▶ Travail à faire
Renommez, s'il vous plaît, « svg-text » en « chart-label » dans les lignes allant de celle qui contient « watermark: TDB: [612, 506, 637, 520] » jusqu'à celle qui contient « minimize-button[interactable]: _: [581, 5, 599, 21] » incluse. Recopiez ces lignes sans rien y changer d'autre.

:: Informations affichées

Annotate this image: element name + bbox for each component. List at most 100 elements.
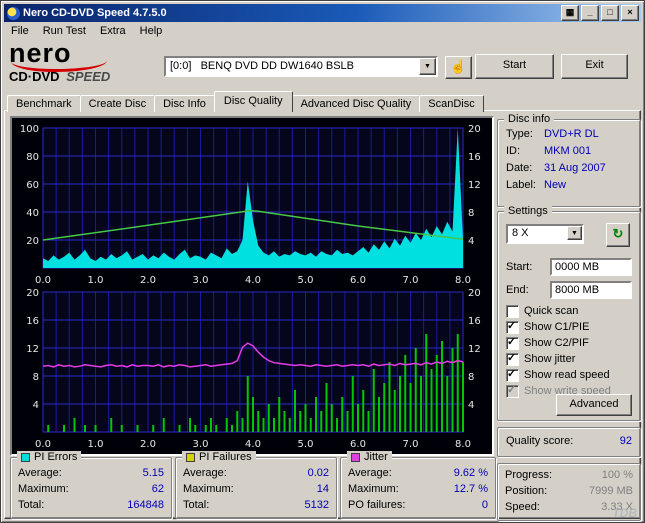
watermark: TDB: [612, 506, 637, 520]
menu-extra[interactable]: Extra: [93, 23, 133, 39]
disc-type-value: DVD+R DL: [544, 128, 599, 140]
quality-score-group: Quality score: 92: [497, 427, 641, 457]
menu-file[interactable]: File: [4, 23, 36, 39]
maximize-button[interactable]: □: [601, 5, 619, 21]
start-button[interactable]: Start: [475, 54, 554, 79]
end-position-input[interactable]: [550, 281, 632, 299]
quality-score-value: 92: [619, 435, 632, 447]
svg-text:3.0: 3.0: [193, 275, 209, 286]
tab-strip: Benchmark Create Disc Disc Info Disc Qua…: [7, 91, 484, 112]
checkbox-show-jitter[interactable]: Show jitter: [506, 351, 636, 366]
svg-text:7.0: 7.0: [403, 439, 419, 450]
svg-text:1.0: 1.0: [88, 439, 104, 450]
tab-disc-info[interactable]: Disc Info: [154, 95, 215, 112]
hand-select-button[interactable]: ☝: [445, 56, 472, 79]
checkbox-show-c1-pie[interactable]: Show C1/PIE: [506, 319, 636, 334]
svg-text:8.0: 8.0: [455, 439, 471, 450]
pi-errors-legend-icon: [21, 452, 30, 462]
disc-info-group: Disc info Type: DVD+R DL ID: MKM 001 Date:…: [497, 113, 641, 207]
svg-text:80: 80: [26, 152, 39, 163]
disc-date-value: 31 Aug 2007: [544, 162, 606, 174]
tab-benchmark[interactable]: Benchmark: [7, 95, 81, 112]
pi-errors-stats-group: PI Errors Average: 5.15 Maximum: 62 Total:…: [10, 451, 172, 519]
stat-row: Maximum: 62: [18, 483, 164, 495]
checkbox-quick-scan[interactable]: Quick scan: [506, 304, 636, 318]
svg-text:1.0: 1.0: [88, 275, 104, 286]
minimize-button[interactable]: _: [581, 5, 599, 21]
svg-text:20: 20: [468, 288, 481, 299]
tab-advanced-disc-quality[interactable]: Advanced Disc Quality: [291, 95, 421, 112]
menu-bar: File Run Test Extra Help: [4, 22, 641, 40]
menu-run-test[interactable]: Run Test: [36, 23, 93, 39]
start-position-input[interactable]: [550, 258, 632, 276]
pi-failures-legend-icon: [186, 452, 195, 462]
close-button[interactable]: ×: [621, 5, 639, 21]
chevron-down-icon[interactable]: ▼: [419, 58, 436, 75]
checkbox-box[interactable]: [506, 304, 519, 318]
group-title: Disc info: [508, 113, 551, 125]
advanced-button[interactable]: Advanced: [556, 394, 632, 416]
svg-text:16: 16: [468, 316, 481, 327]
disc-info-row: ID: MKM 001: [506, 145, 592, 157]
disc-info-row: Type: DVD+R DL: [506, 128, 599, 140]
tab-create-disc[interactable]: Create Disc: [79, 95, 156, 112]
stat-row: Average: 0.02: [183, 467, 329, 479]
stat-row: PO failures: 0: [348, 499, 488, 511]
app-window: Nero CD-DVD Speed 4.7.5.0 ▦ _ □ × File R…: [0, 0, 645, 523]
scan-speed-value: 8 X: [512, 227, 529, 239]
quality-charts-area: 100 80 60 40 20 20 16 12 8 4 0.0 1.0 2.0 3.0 4.0 5.0 6.0…: [10, 116, 494, 456]
group-title: Settings: [508, 205, 548, 217]
svg-text:8: 8: [33, 372, 39, 383]
svg-text:20: 20: [26, 236, 39, 247]
end-position-label: End:: [506, 284, 529, 296]
start-position-label: Start:: [506, 261, 533, 273]
settings-group: Settings 8 X ▼ ↻ Start: End: Quick scan …: [497, 205, 641, 421]
svg-text:8: 8: [468, 372, 474, 383]
tab-page-disc-quality: 100 80 60 40 20 20 16 12 8 4 0.0 1.0 2.0 3.0 4.0 5.0 6.0…: [4, 110, 641, 521]
position-value: 7999 MB: [588, 485, 633, 497]
checkbox-box[interactable]: [506, 335, 519, 350]
scan-speed-combobox[interactable]: 8 X ▼: [506, 224, 584, 244]
svg-text:6.0: 6.0: [350, 275, 366, 286]
stat-row: Maximum: 14: [183, 483, 329, 495]
checkbox-show-c2-pif[interactable]: Show C2/PIF: [506, 335, 636, 350]
refresh-button[interactable]: ↻: [606, 223, 630, 247]
svg-text:20: 20: [26, 288, 39, 299]
disc-label-value: New: [544, 179, 567, 191]
menu-help[interactable]: Help: [133, 23, 170, 39]
checkbox-box[interactable]: [506, 367, 519, 382]
svg-text:4: 4: [468, 236, 474, 247]
checkbox-box[interactable]: [506, 351, 519, 366]
svg-text:6.0: 6.0: [350, 439, 366, 450]
disc-id-value: MKM 001: [544, 145, 592, 157]
svg-text:2.0: 2.0: [140, 275, 156, 286]
tab-scandisc[interactable]: ScanDisc: [419, 95, 484, 112]
group-title: Jitter: [364, 451, 388, 463]
svg-text:16: 16: [468, 152, 481, 163]
stat-row: Average: 9.62 %: [348, 467, 488, 479]
progress-row: Progress: 100 %: [505, 469, 633, 481]
refresh-icon: ↻: [612, 226, 624, 241]
quality-score-label: Quality score:: [506, 435, 574, 447]
group-title: PI Errors: [34, 451, 78, 463]
svg-text:3.0: 3.0: [193, 439, 209, 450]
svg-text:12: 12: [468, 344, 481, 355]
svg-text:2.0: 2.0: [140, 439, 156, 450]
drive-select-combobox[interactable]: [0:0] BENQ DVD DD DW1640 BSLB ▼: [164, 56, 438, 77]
logo-cddvd-text: CD·DVD: [9, 69, 60, 84]
jitter-legend-icon: [351, 452, 360, 462]
svg-text:100: 100: [20, 124, 39, 135]
jitter-stats-group: Jitter Average: 9.62 % Maximum: 12.7 % PO …: [340, 451, 496, 519]
checkbox-show-read-speed[interactable]: Show read speed: [506, 367, 636, 382]
checkbox-box[interactable]: [506, 319, 519, 334]
svg-text:12: 12: [468, 180, 481, 191]
exit-button[interactable]: Exit: [561, 54, 628, 79]
pi-errors-chart: 100 80 60 40 20 20 16 12 8 4 0.0 1.0 2.0 3.0 4.0 5.0 6.0…: [20, 124, 481, 286]
svg-text:7.0: 7.0: [403, 275, 419, 286]
keyboard-icon-button[interactable]: ▦: [561, 5, 579, 21]
logo-speed-text: SPEED: [66, 69, 111, 84]
svg-text:40: 40: [26, 208, 39, 219]
svg-text:4: 4: [468, 400, 474, 411]
tab-disc-quality[interactable]: Disc Quality: [213, 91, 293, 112]
chevron-down-icon[interactable]: ▼: [567, 226, 582, 240]
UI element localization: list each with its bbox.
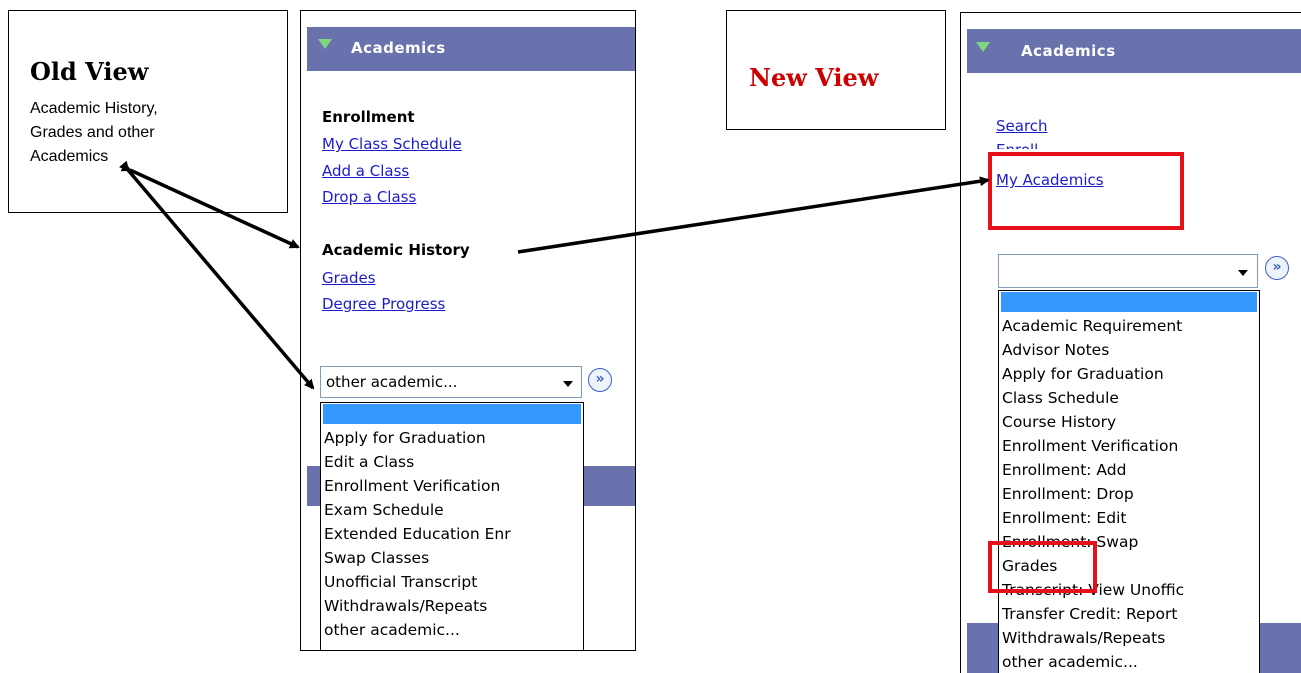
dropdown-caret-icon — [563, 381, 573, 387]
dropdown-option[interactable]: Edit a Class — [321, 450, 583, 474]
old-academics-select[interactable]: other academic... — [320, 366, 582, 398]
new-view-callout: New View — [726, 10, 946, 130]
dropdown-option[interactable]: Enrollment: Drop — [999, 482, 1259, 506]
old-select-value: other academic... — [326, 373, 458, 391]
dropdown-option[interactable]: Apply for Graduation — [321, 426, 583, 450]
old-view-description-line: Grades and other — [30, 124, 155, 141]
dropdown-option[interactable]: Enrollment Verification — [999, 434, 1259, 458]
dropdown-option[interactable]: Apply for Graduation — [999, 362, 1259, 386]
old-academics-title: Academics — [351, 39, 446, 57]
old-academics-dropdown: Apply for Graduation Edit a Class Enroll… — [320, 402, 584, 650]
dropdown-option[interactable]: Academic Requirement — [999, 314, 1259, 338]
new-academics-title: Academics — [1021, 42, 1116, 60]
dropdown-caret-icon — [1238, 270, 1248, 276]
old-view-description-line: Academics — [30, 148, 109, 165]
dropdown-option[interactable]: Unofficial Transcript — [321, 570, 583, 594]
link-add-a-class[interactable]: Add a Class — [322, 162, 409, 180]
link-drop-a-class[interactable]: Drop a Class — [322, 188, 416, 206]
dropdown-option[interactable]: Enrollment Verification — [321, 474, 583, 498]
enrollment-heading: Enrollment — [322, 108, 415, 126]
link-grades[interactable]: Grades — [322, 269, 376, 287]
old-academics-header[interactable]: Academics — [307, 27, 635, 71]
link-my-class-schedule[interactable]: My Class Schedule — [322, 135, 462, 153]
expand-triangle-icon — [976, 42, 990, 52]
my-academics-highlight — [988, 152, 1184, 230]
dropdown-option[interactable]: Extended Education Enr — [321, 522, 583, 546]
old-view-description-line: Academic History, — [30, 100, 158, 117]
link-degree-progress[interactable]: Degree Progress — [322, 295, 445, 313]
expand-triangle-icon — [318, 39, 332, 49]
old-view-callout: Old View Academic History, Grades and ot… — [8, 10, 288, 213]
dropdown-option[interactable]: Withdrawals/Repeats — [321, 594, 583, 618]
dropdown-option[interactable]: other academic... — [999, 650, 1259, 673]
dropdown-option[interactable]: Swap Classes — [321, 546, 583, 570]
dropdown-option[interactable]: Class Schedule — [999, 386, 1259, 410]
go-arrow-icon[interactable]: » — [588, 368, 612, 392]
new-view-title: New View — [749, 63, 879, 92]
old-academics-panel: Academics Enrollment My Class Schedule A… — [300, 10, 636, 651]
dropdown-option[interactable]: other academic... — [321, 618, 583, 642]
dropdown-blank-option[interactable] — [1001, 292, 1257, 312]
new-academics-dropdown: Academic Requirement Advisor Notes Apply… — [998, 290, 1260, 673]
new-academics-header[interactable]: Academics — [967, 29, 1301, 73]
grades-highlight — [988, 541, 1097, 593]
dropdown-option[interactable]: Advisor Notes — [999, 338, 1259, 362]
go-arrow-icon[interactable]: » — [1265, 256, 1289, 280]
dropdown-option[interactable]: Transfer Credit: Report — [999, 602, 1259, 626]
dropdown-option[interactable]: Enrollment: Edit — [999, 506, 1259, 530]
dropdown-option[interactable]: Withdrawals/Repeats — [999, 626, 1259, 650]
academic-history-heading: Academic History — [322, 241, 470, 259]
dropdown-option[interactable]: Course History — [999, 410, 1259, 434]
dropdown-blank-option[interactable] — [323, 404, 581, 424]
link-search[interactable]: Search — [996, 117, 1048, 135]
new-academics-select[interactable] — [998, 254, 1258, 288]
dropdown-option[interactable]: Exam Schedule — [321, 498, 583, 522]
old-view-description: Academic History, Grades and other Acade… — [30, 97, 158, 169]
dropdown-option[interactable]: Enrollment: Add — [999, 458, 1259, 482]
old-view-title: Old View — [30, 57, 149, 86]
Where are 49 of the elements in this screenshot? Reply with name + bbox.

::::

▶ Réponse à la tâche
watermark: TDB: [612, 506, 637, 520]
menu-extra[interactable]: Extra: [93, 23, 133, 39]
disc-type-value: DVD+R DL: [544, 128, 599, 140]
quality-score-group: Quality score: 92: [497, 427, 641, 457]
menu-file[interactable]: File: [4, 23, 36, 39]
maximize-button[interactable]: □: [601, 5, 619, 21]
start-button[interactable]: Start: [475, 54, 554, 79]
end-position-input[interactable]: [550, 281, 632, 299]
quality-score-value: 92: [619, 435, 632, 447]
chart-label:3.0: 3.0: [193, 275, 209, 286]
tab-strip: Benchmark Create Disc Disc Info Disc Qua…: [7, 91, 484, 112]
checkbox-show-jitter[interactable]: Show jitter: [506, 351, 636, 366]
chart-label:7.0: 7.0: [403, 439, 419, 450]
chart-label:1.0: 1.0: [88, 439, 104, 450]
tab-disc-info[interactable]: Disc Info: [154, 95, 215, 112]
hand-select-button[interactable]: ☝: [445, 56, 472, 79]
checkbox-show-c1-pie[interactable]: Show C1/PIE: [506, 319, 636, 334]
chart-label:8.0: 8.0: [455, 439, 471, 450]
pi-errors-legend-icon: [21, 452, 30, 462]
disc-info-group: Disc info Type: DVD+R DL ID: MKM 001 Date:…: [497, 113, 641, 207]
chart-label:80: 80: [26, 152, 39, 163]
disc-date-value: 31 Aug 2007: [544, 162, 606, 174]
tab-benchmark[interactable]: Benchmark: [7, 95, 81, 112]
pi-errors-stats-group: PI Errors Average: 5.15 Maximum: 62 Total:…: [10, 451, 172, 519]
stat-row: Maximum: 62: [18, 483, 164, 495]
checkbox-quick-scan[interactable]: Quick scan: [506, 304, 636, 318]
chart-label:1.0: 1.0: [88, 275, 104, 286]
minimize-button[interactable]: _: [581, 5, 599, 21]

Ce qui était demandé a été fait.